**The request:** Write out the full set of records exactly. Any pictures in them do not belong in the copy.

[Data extract start]

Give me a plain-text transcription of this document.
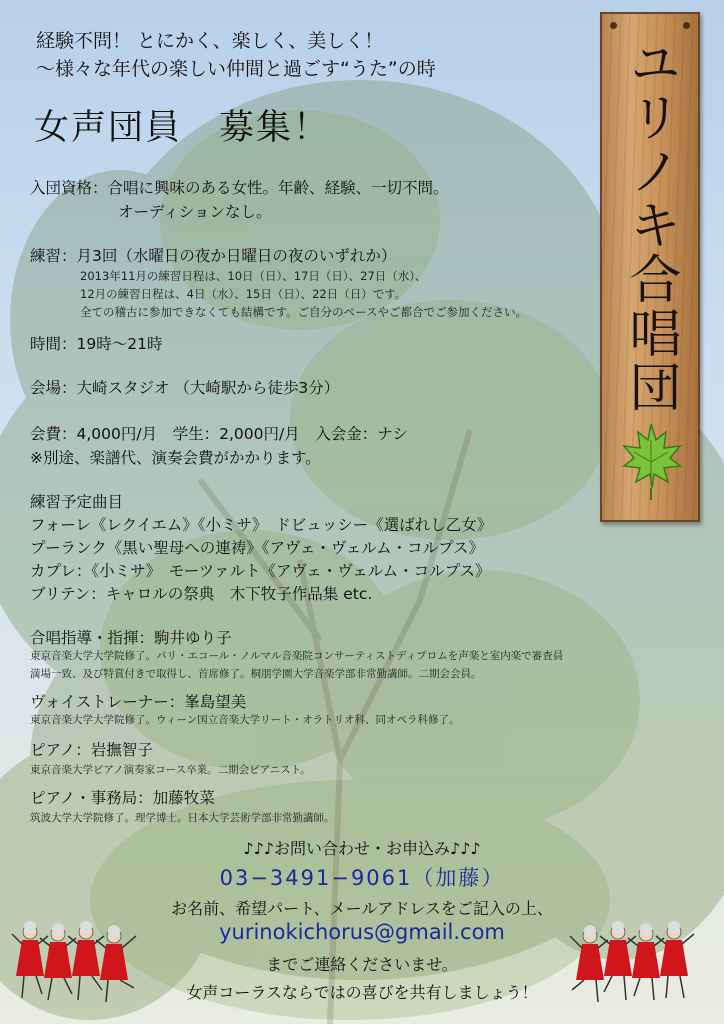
経験不問！ とにかく、楽しく、美しく！
〜様々な年代の楽しい仲間と過ごす“うた”の時
女声団員　募集！	ユリノキ合唱団
入団資格：合唱に興味のある女性。年齢、経験、一切不問。
オーディションなし。
練習：月3回（水曜日の夜か日曜日の夜のいずれか）
2013年11月の練習日程は、10日（日）、17日（日）、27日（水）、
12月の練習日程は、4日（水）、15日（日）、22日（日）です。
全ての稽古に参加できなくても結構です。ご自分のペースやご都合でご参加ください。
時間：19時〜21時
会場：大崎スタジオ （大崎駅から徒歩3分）
会費：4,000円/月　学生：2,000円/月　入会金：ナシ
※別途、楽譜代、演奏会費がかかります。
練習予定曲目
フォーレ《レクイエム》《小ミサ》　ドビュッシー《選ばれし乙女》
プーランク《黒い聖母への連祷》《アヴェ・ヴェルム・コルプス》
カプレ：《小ミサ》　モーツァルト《アヴェ・ヴェルム・コルプス》
ブリテン：キャロルの祭典　木下牧子作品集 etc.
合唱指導・指揮：駒井ゆり子
東京音楽大学大学院修了。パリ・エコール・ノルマル音楽院コンサーティストディプロムを声楽と室内楽で審査員
満場一致、及び特賞付きで取得し、首席修了。桐朋学園大学音楽学部非常勤講師。二期会会員。
ヴォイストレーナー：峯島望美
東京音楽大学大学院修了。ウィーン国立音楽大学リート・オラトリオ科、同オペラ科修了。
ピアノ：岩撫智子
東京音楽大学ピアノ演奏家コース卒業。二期会ピアニスト。
ピアノ・事務局：加藤牧菜
筑波大学大学院修了。理学博士。日本大学芸術学部非常勤講師。
♪♪♪お問い合わせ・お申込み♪♪♪
03−3491−9061（加藤）
お名前、希望パート、メールアドレスをご記入の上、
yurinokichorus@gmail.com
までご連絡くださいませ。
女声コーラスならではの喜びを共有しましょう！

[Data extract end]

**Solution to this exercise:**
Give me a plain-text transcription of this document.
経験不問！ とにかく、楽しく、美しく！
〜様々な年代の楽しい仲間と過ごす“うた”の時
女声団員　募集！	ユリノキ合唱団
入団資格：合唱に興味のある女性。年齢、経験、一切不問。
オーディションなし。
練習：月3回（水曜日の夜か日曜日の夜のいずれか）
2013年11月の練習日程は、10日（日）、17日（日）、27日（水）、
12月の練習日程は、4日（水）、15日（日）、22日（日）です。
全ての稽古に参加できなくても結構です。ご自分のペースやご都合でご参加ください。
時間：19時〜21時
会場：大崎スタジオ （大崎駅から徒歩3分）
会費：4,000円/月　学生：2,000円/月　入会金：ナシ
※別途、楽譜代、演奏会費がかかります。
練習予定曲目
フォーレ《レクイエム》《小ミサ》　ドビュッシー《選ばれし乙女》
プーランク《黒い聖母への連祷》《アヴェ・ヴェルム・コルプス》
カプレ：《小ミサ》　モーツァルト《アヴェ・ヴェルム・コルプス》
ブリテン：キャロルの祭典　木下牧子作品集 etc.
合唱指導・指揮：駒井ゆり子
東京音楽大学大学院修了。パリ・エコール・ノルマル音楽院コンサーティストディプロムを声楽と室内楽で審査員
満場一致、及び特賞付きで取得し、首席修了。桐朋学園大学音楽学部非常勤講師。二期会会員。
ヴォイストレーナー：峯島望美
東京音楽大学大学院修了。ウィーン国立音楽大学リート・オラトリオ科、同オペラ科修了。
ピアノ：岩撫智子
東京音楽大学ピアノ演奏家コース卒業。二期会ピアニスト。
ピアノ・事務局：加藤牧菜
筑波大学大学院修了。理学博士。日本大学芸術学部非常勤講師。
♪♪♪お問い合わせ・お申込み♪♪♪
03−3491−9061（加藤）
お名前、希望パート、メールアドレスをご記入の上、
yurinokichorus@gmail.com
までご連絡くださいませ。
女声コーラスならではの喜びを共有しましょう！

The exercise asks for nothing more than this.